→ PROBLEM DESCRIPTION
Omit every picture, then give all the entries again exactly.

→ RAW RECORDS
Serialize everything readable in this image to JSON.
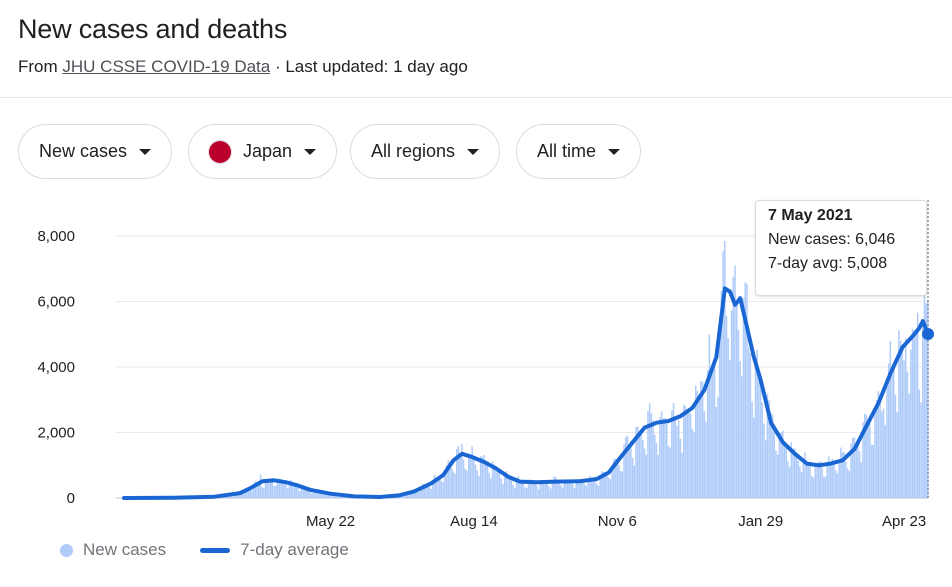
{
  "header": {
    "title": "New cases and deaths",
    "source_prefix": "From ",
    "source_link": "JHU CSSE COVID-19 Data",
    "source_suffix": " · Last updated: 1 day ago"
  },
  "filters": {
    "metric": "New cases",
    "country": "Japan",
    "region": "All regions",
    "range": "All time"
  },
  "colors": {
    "bars": "#aecbfa",
    "avg_line": "#1a66d2",
    "flag_red": "#bc002d",
    "grid": "#e8eaed"
  },
  "tooltip": {
    "date": "7 May 2021",
    "new_cases": "New cases: 6,046",
    "avg": "7-day avg: 5,008"
  },
  "legend": {
    "bars": "New cases",
    "line": "7-day average"
  },
  "chart_data": {
    "type": "bar",
    "title": "",
    "xlabel": "",
    "ylabel": "",
    "ylim": [
      0,
      8000
    ],
    "y_ticks": [
      0,
      2000,
      4000,
      6000,
      8000
    ],
    "y_tick_labels": [
      "0",
      "2,000",
      "4,000",
      "6,000",
      "8,000"
    ],
    "x_range": [
      "2020-01-22",
      "2021-05-07"
    ],
    "x_ticks": [
      {
        "date": "2020-05-22",
        "label": "May 22"
      },
      {
        "date": "2020-08-14",
        "label": "Aug 14"
      },
      {
        "date": "2020-11-06",
        "label": "Nov 6"
      },
      {
        "date": "2021-01-29",
        "label": "Jan 29"
      },
      {
        "date": "2021-04-23",
        "label": "Apr 23"
      }
    ],
    "legend_position": "bottom-left",
    "grid": true,
    "series": [
      {
        "name": "7-day average",
        "kind": "line",
        "points": [
          [
            "2020-01-22",
            0
          ],
          [
            "2020-02-20",
            10
          ],
          [
            "2020-03-15",
            40
          ],
          [
            "2020-03-30",
            150
          ],
          [
            "2020-04-05",
            300
          ],
          [
            "2020-04-12",
            510
          ],
          [
            "2020-04-19",
            540
          ],
          [
            "2020-04-26",
            480
          ],
          [
            "2020-05-03",
            380
          ],
          [
            "2020-05-10",
            250
          ],
          [
            "2020-05-22",
            130
          ],
          [
            "2020-06-05",
            50
          ],
          [
            "2020-06-20",
            30
          ],
          [
            "2020-07-01",
            80
          ],
          [
            "2020-07-10",
            200
          ],
          [
            "2020-07-20",
            450
          ],
          [
            "2020-07-27",
            700
          ],
          [
            "2020-08-02",
            1150
          ],
          [
            "2020-08-07",
            1350
          ],
          [
            "2020-08-12",
            1270
          ],
          [
            "2020-08-20",
            1100
          ],
          [
            "2020-08-27",
            900
          ],
          [
            "2020-09-03",
            650
          ],
          [
            "2020-09-10",
            500
          ],
          [
            "2020-09-20",
            480
          ],
          [
            "2020-10-01",
            500
          ],
          [
            "2020-10-15",
            510
          ],
          [
            "2020-10-25",
            580
          ],
          [
            "2020-11-01",
            780
          ],
          [
            "2020-11-08",
            1250
          ],
          [
            "2020-11-15",
            1700
          ],
          [
            "2020-11-22",
            2150
          ],
          [
            "2020-11-29",
            2300
          ],
          [
            "2020-12-06",
            2350
          ],
          [
            "2020-12-13",
            2500
          ],
          [
            "2020-12-20",
            2750
          ],
          [
            "2020-12-27",
            3300
          ],
          [
            "2021-01-03",
            4300
          ],
          [
            "2021-01-08",
            6400
          ],
          [
            "2021-01-11",
            6300
          ],
          [
            "2021-01-14",
            5900
          ],
          [
            "2021-01-17",
            6100
          ],
          [
            "2021-01-21",
            5200
          ],
          [
            "2021-01-25",
            4300
          ],
          [
            "2021-01-29",
            3600
          ],
          [
            "2021-02-04",
            2300
          ],
          [
            "2021-02-11",
            1700
          ],
          [
            "2021-02-18",
            1350
          ],
          [
            "2021-02-25",
            1050
          ],
          [
            "2021-03-04",
            1000
          ],
          [
            "2021-03-11",
            1050
          ],
          [
            "2021-03-18",
            1150
          ],
          [
            "2021-03-25",
            1500
          ],
          [
            "2021-04-01",
            2200
          ],
          [
            "2021-04-08",
            2900
          ],
          [
            "2021-04-15",
            3800
          ],
          [
            "2021-04-22",
            4600
          ],
          [
            "2021-04-29",
            5000
          ],
          [
            "2021-05-02",
            5200
          ],
          [
            "2021-05-04",
            5400
          ],
          [
            "2021-05-07",
            5008
          ]
        ]
      },
      {
        "name": "New cases",
        "kind": "bar",
        "values_from": "daily bars scattered around the 7-day average with weekly variation",
        "peaks": [
          [
            "2020-04-11",
            720
          ],
          [
            "2020-08-07",
            1650
          ],
          [
            "2021-01-08",
            7850
          ],
          [
            "2021-01-14",
            7100
          ],
          [
            "2021-05-07",
            6046
          ]
        ]
      }
    ]
  }
}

→ WRITTEN REPLY
Serialize everything readable in this image to JSON.
{
  "header": {
    "title": "New cases and deaths",
    "source_prefix": "From ",
    "source_link": "JHU CSSE COVID-19 Data",
    "source_suffix": " · Last updated: 1 day ago"
  },
  "filters": {
    "metric": "New cases",
    "country": "Japan",
    "region": "All regions",
    "range": "All time"
  },
  "colors": {
    "bars": "#aecbfa",
    "avg_line": "#1a66d2",
    "flag_red": "#bc002d",
    "grid": "#e8eaed"
  },
  "tooltip": {
    "date": "7 May 2021",
    "new_cases": "New cases: 6,046",
    "avg": "7-day avg: 5,008"
  },
  "legend": {
    "bars": "New cases",
    "line": "7-day average"
  },
  "chart_data": {
    "type": "bar",
    "title": "",
    "xlabel": "",
    "ylabel": "",
    "ylim": [
      0,
      8000
    ],
    "y_ticks": [
      0,
      2000,
      4000,
      6000,
      8000
    ],
    "y_tick_labels": [
      "0",
      "2,000",
      "4,000",
      "6,000",
      "8,000"
    ],
    "x_range": [
      "2020-01-22",
      "2021-05-07"
    ],
    "x_ticks": [
      {
        "date": "2020-05-22",
        "label": "May 22"
      },
      {
        "date": "2020-08-14",
        "label": "Aug 14"
      },
      {
        "date": "2020-11-06",
        "label": "Nov 6"
      },
      {
        "date": "2021-01-29",
        "label": "Jan 29"
      },
      {
        "date": "2021-04-23",
        "label": "Apr 23"
      }
    ],
    "legend_position": "bottom-left",
    "grid": true,
    "series": [
      {
        "name": "7-day average",
        "kind": "line",
        "points": [
          [
            "2020-01-22",
            0
          ],
          [
            "2020-02-20",
            10
          ],
          [
            "2020-03-15",
            40
          ],
          [
            "2020-03-30",
            150
          ],
          [
            "2020-04-05",
            300
          ],
          [
            "2020-04-12",
            510
          ],
          [
            "2020-04-19",
            540
          ],
          [
            "2020-04-26",
            480
          ],
          [
            "2020-05-03",
            380
          ],
          [
            "2020-05-10",
            250
          ],
          [
            "2020-05-22",
            130
          ],
          [
            "2020-06-05",
            50
          ],
          [
            "2020-06-20",
            30
          ],
          [
            "2020-07-01",
            80
          ],
          [
            "2020-07-10",
            200
          ],
          [
            "2020-07-20",
            450
          ],
          [
            "2020-07-27",
            700
          ],
          [
            "2020-08-02",
            1150
          ],
          [
            "2020-08-07",
            1350
          ],
          [
            "2020-08-12",
            1270
          ],
          [
            "2020-08-20",
            1100
          ],
          [
            "2020-08-27",
            900
          ],
          [
            "2020-09-03",
            650
          ],
          [
            "2020-09-10",
            500
          ],
          [
            "2020-09-20",
            480
          ],
          [
            "2020-10-01",
            500
          ],
          [
            "2020-10-15",
            510
          ],
          [
            "2020-10-25",
            580
          ],
          [
            "2020-11-01",
            780
          ],
          [
            "2020-11-08",
            1250
          ],
          [
            "2020-11-15",
            1700
          ],
          [
            "2020-11-22",
            2150
          ],
          [
            "2020-11-29",
            2300
          ],
          [
            "2020-12-06",
            2350
          ],
          [
            "2020-12-13",
            2500
          ],
          [
            "2020-12-20",
            2750
          ],
          [
            "2020-12-27",
            3300
          ],
          [
            "2021-01-03",
            4300
          ],
          [
            "2021-01-08",
            6400
          ],
          [
            "2021-01-11",
            6300
          ],
          [
            "2021-01-14",
            5900
          ],
          [
            "2021-01-17",
            6100
          ],
          [
            "2021-01-21",
            5200
          ],
          [
            "2021-01-25",
            4300
          ],
          [
            "2021-01-29",
            3600
          ],
          [
            "2021-02-04",
            2300
          ],
          [
            "2021-02-11",
            1700
          ],
          [
            "2021-02-18",
            1350
          ],
          [
            "2021-02-25",
            1050
          ],
          [
            "2021-03-04",
            1000
          ],
          [
            "2021-03-11",
            1050
          ],
          [
            "2021-03-18",
            1150
          ],
          [
            "2021-03-25",
            1500
          ],
          [
            "2021-04-01",
            2200
          ],
          [
            "2021-04-08",
            2900
          ],
          [
            "2021-04-15",
            3800
          ],
          [
            "2021-04-22",
            4600
          ],
          [
            "2021-04-29",
            5000
          ],
          [
            "2021-05-02",
            5200
          ],
          [
            "2021-05-04",
            5400
          ],
          [
            "2021-05-07",
            5008
          ]
        ]
      },
      {
        "name": "New cases",
        "kind": "bar",
        "values_from": "daily bars scattered around the 7-day average with weekly variation",
        "peaks": [
          [
            "2020-04-11",
            720
          ],
          [
            "2020-08-07",
            1650
          ],
          [
            "2021-01-08",
            7850
          ],
          [
            "2021-01-14",
            7100
          ],
          [
            "2021-05-07",
            6046
          ]
        ]
      }
    ]
  }
}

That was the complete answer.